EXTRACTED ENTRIES:
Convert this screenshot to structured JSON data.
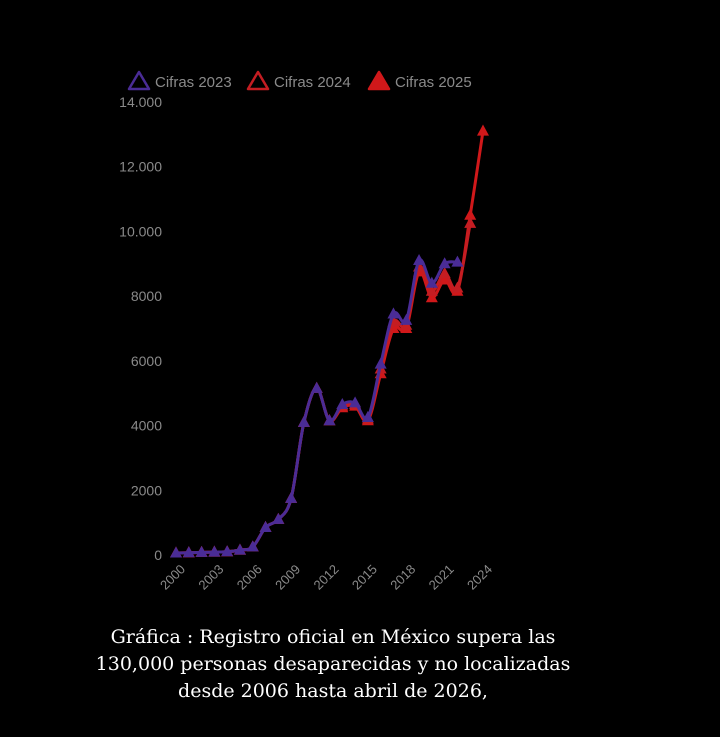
{
  "caption": {
    "line1": "Gráfica : Registro oficial en México supera las",
    "line2": "130,000 personas desaparecidas y no localizadas",
    "line3": "desde 2006 hasta abril de 2026,"
  },
  "chart_data": {
    "type": "line",
    "title": "",
    "xlabel": "",
    "ylabel": "",
    "legend_position": "top",
    "grid": false,
    "ylim": [
      0,
      14000
    ],
    "xlim": [
      2000,
      2024
    ],
    "y_ticks": [
      0,
      2000,
      4000,
      6000,
      8000,
      10000,
      12000,
      14000
    ],
    "y_tick_labels": [
      "0",
      "2000",
      "4000",
      "6000",
      "8000",
      "10.000",
      "12.000",
      "14.000"
    ],
    "x_ticks": [
      2000,
      2003,
      2006,
      2009,
      2012,
      2015,
      2018,
      2021,
      2024
    ],
    "x_tick_labels": [
      "2000",
      "2003",
      "2006",
      "2009",
      "2012",
      "2015",
      "2018",
      "2021",
      "2024"
    ],
    "series": [
      {
        "name": "Cifras 2025",
        "color": "#d0181a",
        "marker": "filled-triangle",
        "x": [
          2000,
          2001,
          2002,
          2003,
          2004,
          2005,
          2006,
          2007,
          2008,
          2009,
          2010,
          2011,
          2012,
          2013,
          2014,
          2015,
          2016,
          2017,
          2018,
          2019,
          2020,
          2021,
          2022,
          2023,
          2024
        ],
        "y": [
          60,
          70,
          80,
          90,
          100,
          150,
          250,
          850,
          1100,
          1750,
          4100,
          5150,
          4150,
          4550,
          4600,
          4150,
          5600,
          7000,
          7000,
          8750,
          7950,
          8500,
          8150,
          10500,
          13100
        ]
      },
      {
        "name": "Cifras 2024",
        "color": "#c41d22",
        "marker": "hollow-triangle",
        "x": [
          2000,
          2001,
          2002,
          2003,
          2004,
          2005,
          2006,
          2007,
          2008,
          2009,
          2010,
          2011,
          2012,
          2013,
          2014,
          2015,
          2016,
          2017,
          2018,
          2019,
          2020,
          2021,
          2022,
          2023
        ],
        "y": [
          60,
          70,
          80,
          90,
          100,
          150,
          250,
          850,
          1100,
          1750,
          4100,
          5150,
          4150,
          4600,
          4650,
          4200,
          5750,
          7200,
          7100,
          8900,
          8150,
          8700,
          8250,
          10250
        ]
      },
      {
        "name": "Cifras 2023",
        "color": "#4a2c96",
        "marker": "hollow-triangle",
        "x": [
          2000,
          2001,
          2002,
          2003,
          2004,
          2005,
          2006,
          2007,
          2008,
          2009,
          2010,
          2011,
          2012,
          2013,
          2014,
          2015,
          2016,
          2017,
          2018,
          2019,
          2020,
          2021,
          2022
        ],
        "y": [
          60,
          70,
          80,
          90,
          100,
          150,
          250,
          850,
          1100,
          1750,
          4100,
          5150,
          4150,
          4650,
          4700,
          4250,
          5900,
          7450,
          7250,
          9100,
          8400,
          9000,
          9050
        ]
      }
    ]
  }
}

TASK DIRECTIONS: In the listing above, find the lines holding the word "Cifras" and copy them.

SOLUTION TO THE PROBLEM:
        "name": "Cifras 2025",
        "name": "Cifras 2024",
        "name": "Cifras 2023",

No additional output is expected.